Can you output the data below as a Markdown table with the columns Row and Line, numbering each non-blank line in order and omitting the pictures?
┌────────
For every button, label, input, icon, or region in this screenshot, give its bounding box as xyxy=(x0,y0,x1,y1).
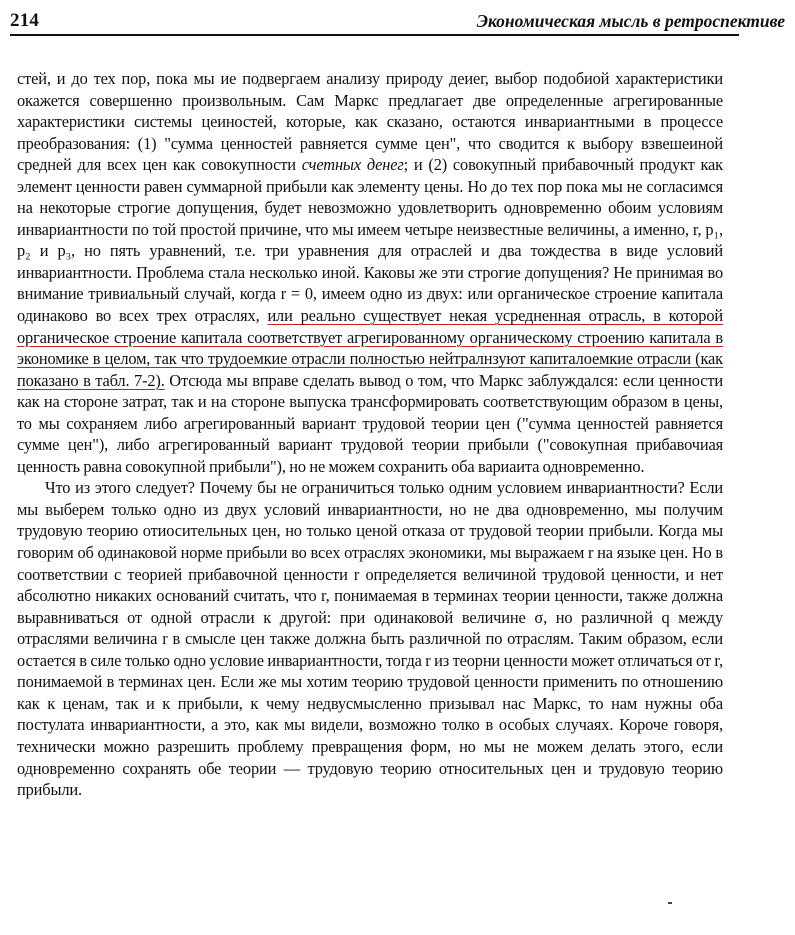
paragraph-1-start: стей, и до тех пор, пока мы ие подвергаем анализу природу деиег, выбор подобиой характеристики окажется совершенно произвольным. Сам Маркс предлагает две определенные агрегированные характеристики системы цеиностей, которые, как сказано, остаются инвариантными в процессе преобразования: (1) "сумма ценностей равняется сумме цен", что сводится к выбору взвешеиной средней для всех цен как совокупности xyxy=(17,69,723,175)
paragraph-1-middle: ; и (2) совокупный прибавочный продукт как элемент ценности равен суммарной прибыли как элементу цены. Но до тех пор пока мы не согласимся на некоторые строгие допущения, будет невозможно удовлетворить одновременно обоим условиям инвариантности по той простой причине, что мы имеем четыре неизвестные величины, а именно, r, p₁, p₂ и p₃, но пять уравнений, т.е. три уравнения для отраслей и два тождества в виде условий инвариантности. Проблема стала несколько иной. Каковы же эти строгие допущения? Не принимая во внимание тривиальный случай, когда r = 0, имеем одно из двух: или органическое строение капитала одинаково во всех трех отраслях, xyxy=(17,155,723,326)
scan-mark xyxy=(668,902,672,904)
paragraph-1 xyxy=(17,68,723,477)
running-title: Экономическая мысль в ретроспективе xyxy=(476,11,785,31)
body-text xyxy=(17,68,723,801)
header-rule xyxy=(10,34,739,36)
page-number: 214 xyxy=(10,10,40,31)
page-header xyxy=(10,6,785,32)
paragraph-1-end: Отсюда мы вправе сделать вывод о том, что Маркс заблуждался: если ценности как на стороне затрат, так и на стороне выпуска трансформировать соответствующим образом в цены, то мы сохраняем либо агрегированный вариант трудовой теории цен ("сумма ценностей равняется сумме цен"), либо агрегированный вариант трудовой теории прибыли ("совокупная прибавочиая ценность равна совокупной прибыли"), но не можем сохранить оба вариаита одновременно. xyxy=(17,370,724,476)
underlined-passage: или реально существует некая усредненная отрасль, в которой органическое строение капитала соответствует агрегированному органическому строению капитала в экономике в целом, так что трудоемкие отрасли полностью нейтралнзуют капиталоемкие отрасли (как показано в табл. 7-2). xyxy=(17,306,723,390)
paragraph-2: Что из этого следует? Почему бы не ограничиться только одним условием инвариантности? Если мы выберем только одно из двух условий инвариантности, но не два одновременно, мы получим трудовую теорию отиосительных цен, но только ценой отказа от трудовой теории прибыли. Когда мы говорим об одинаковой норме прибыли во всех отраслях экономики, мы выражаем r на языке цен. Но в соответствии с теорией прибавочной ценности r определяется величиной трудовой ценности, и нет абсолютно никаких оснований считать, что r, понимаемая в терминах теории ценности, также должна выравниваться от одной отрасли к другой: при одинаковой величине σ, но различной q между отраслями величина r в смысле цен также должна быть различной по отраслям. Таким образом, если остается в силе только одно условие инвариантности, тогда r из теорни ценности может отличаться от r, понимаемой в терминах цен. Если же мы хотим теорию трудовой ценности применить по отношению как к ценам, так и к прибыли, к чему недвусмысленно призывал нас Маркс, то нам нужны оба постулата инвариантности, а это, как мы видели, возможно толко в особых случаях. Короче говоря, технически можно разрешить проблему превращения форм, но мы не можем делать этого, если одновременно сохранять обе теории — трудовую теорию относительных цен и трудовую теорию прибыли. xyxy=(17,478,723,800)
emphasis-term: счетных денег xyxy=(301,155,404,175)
└────────
**REPLY**.
| Row | Line |
|---|---|
| 1 | For every button, label, input, icon, or region in this screenshot, give its bounding box as xyxy=(x0,y0,x1,y1). |
| 2 | paragraph-1-start: стей, и до тех пор, пока мы ие подвергаем анализу природу деиег, выбор подобиой характеристики окажется совершенно произвольным. Сам Маркс предлагает две определенные агрегированные характеристики системы цеиностей, которые, как сказано, остаются инвариантными в процессе преобразования: (1) "сумма ценностей равняется сумме цен", что сводится к выбору взвешеиной средней для всех цен как совокупности xyxy=(17,69,723,175) |
| 3 | paragraph-1-middle: ; и (2) совокупный прибавочный продукт как элемент ценности равен суммарной прибыли как элементу цены. Но до тех пор пока мы не согласимся на некоторые строгие допущения, будет невозможно удовлетворить одновременно обоим условиям инвариантности по той простой причине, что мы имеем четыре неизвестные величины, а именно, r, p₁, p₂ и p₃, но пять уравнений, т.е. три уравнения для отраслей и два тождества в виде условий инвариантности. Проблема стала несколько иной. Каковы же эти строгие допущения? Не принимая во внимание тривиальный случай, когда r = 0, имеем одно из двух: или органическое строение капитала одинаково во всех трех отраслях, xyxy=(17,155,723,326) |
| 4 | scan-mark xyxy=(668,902,672,904) |
| 5 | paragraph-1 xyxy=(17,68,723,477) |
| 6 | running-title: Экономическая мысль в ретроспективе xyxy=(476,11,785,31) |
| 7 | body-text xyxy=(17,68,723,801) |
| 8 | header-rule xyxy=(10,34,739,36) |
| 9 | page-number: 214 xyxy=(10,10,40,31) |
| 10 | page-header xyxy=(10,6,785,32) |
| 11 | paragraph-1-end: Отсюда мы вправе сделать вывод о том, что Маркс заблуждался: если ценности как на стороне затрат, так и на стороне выпуска трансформировать соответствующим образом в цены, то мы сохраняем либо агрегированный вариант трудовой теории цен ("сумма ценностей равняется сумме цен"), либо агрегированный вариант трудовой теории прибыли ("совокупная прибавочиая ценность равна совокупной прибыли"), но не можем сохранить оба вариаита одновременно. xyxy=(17,370,724,476) |
| 12 | underlined-passage: или реально существует некая усредненная отрасль, в которой органическое строение капитала соответствует агрегированному органическому строению капитала в экономике в целом, так что трудоемкие отрасли полностью нейтралнзуют капиталоемкие отрасли (как показано в табл. 7-2). xyxy=(17,306,723,390) |
| 13 | paragraph-2: Что из этого следует? Почему бы не ограничиться только одним условием инвариантности? Если мы выберем только одно из двух условий инвариантности, но не два одновременно, мы получим трудовую теорию отиосительных цен, но только ценой отказа от трудовой теории прибыли. Когда мы говорим об одинаковой норме прибыли во всех отраслях экономики, мы выражаем r на языке цен. Но в соответствии с теорией прибавочной ценности r определяется величиной трудовой ценности, и нет абсолютно никаких оснований считать, что r, понимаемая в терминах теории ценности, также должна выравниваться от одной отрасли к другой: при одинаковой величине σ, но различной q между отраслями величина r в смысле цен также должна быть различной по отраслям. Таким образом, если остается в силе только одно условие инвариантности, тогда r из теорни ценности может отличаться от r, понимаемой в терминах цен. Если же мы хотим теорию трудовой ценности применить по отношению как к ценам, так и к прибыли, к чему недвусмысленно призывал нас Маркс, то нам нужны оба постулата инвариантности, а это, как мы видели, возможно толко в особых случаях. Короче говоря, технически можно разрешить проблему превращения форм, но мы не можем делать этого, если одновременно сохранять обе теории — трудовую теорию относительных цен и трудовую теорию прибыли. xyxy=(17,478,723,800) |
| 14 | emphasis-term: счетных денег xyxy=(301,155,404,175) |